Stated exercise:
Extract the listing below in full, unchanged.
>> begin Records for the task
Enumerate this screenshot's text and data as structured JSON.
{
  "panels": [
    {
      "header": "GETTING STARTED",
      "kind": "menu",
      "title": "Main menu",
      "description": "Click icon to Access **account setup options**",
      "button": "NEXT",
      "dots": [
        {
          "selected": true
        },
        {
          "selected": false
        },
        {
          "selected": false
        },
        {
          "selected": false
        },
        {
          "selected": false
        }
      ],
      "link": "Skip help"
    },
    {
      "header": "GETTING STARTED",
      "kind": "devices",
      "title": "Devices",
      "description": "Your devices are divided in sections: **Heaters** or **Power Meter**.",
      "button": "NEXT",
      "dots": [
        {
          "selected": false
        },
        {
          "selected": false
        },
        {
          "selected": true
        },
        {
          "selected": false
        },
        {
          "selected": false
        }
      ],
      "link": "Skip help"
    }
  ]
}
>> end Records for the task
The completed task:
Enumerate this screenshot's text and data as structured JSON.
{
  "panels": [
    {
      "header": "GETTING STARTED",
      "kind": "menu",
      "title": "Main menu",
      "description": "Click icon to Access **account setup options**",
      "button": "NEXT",
      "dots": [
        {
          "selected": true
        },
        {
          "selected": false
        },
        {
          "selected": false
        },
        {
          "selected": false
        },
        {
          "selected": false
        }
      ],
      "link": "Skip help"
    },
    {
      "header": "GETTING STARTED",
      "kind": "devices",
      "title": "Devices",
      "description": "Your devices are divided in sections: **Heaters** or **Power Meter**.",
      "button": "NEXT",
      "dots": [
        {
          "selected": false
        },
        {
          "selected": false
        },
        {
          "selected": true
        },
        {
          "selected": false
        },
        {
          "selected": false
        }
      ],
      "link": "Skip help"
    }
  ]
}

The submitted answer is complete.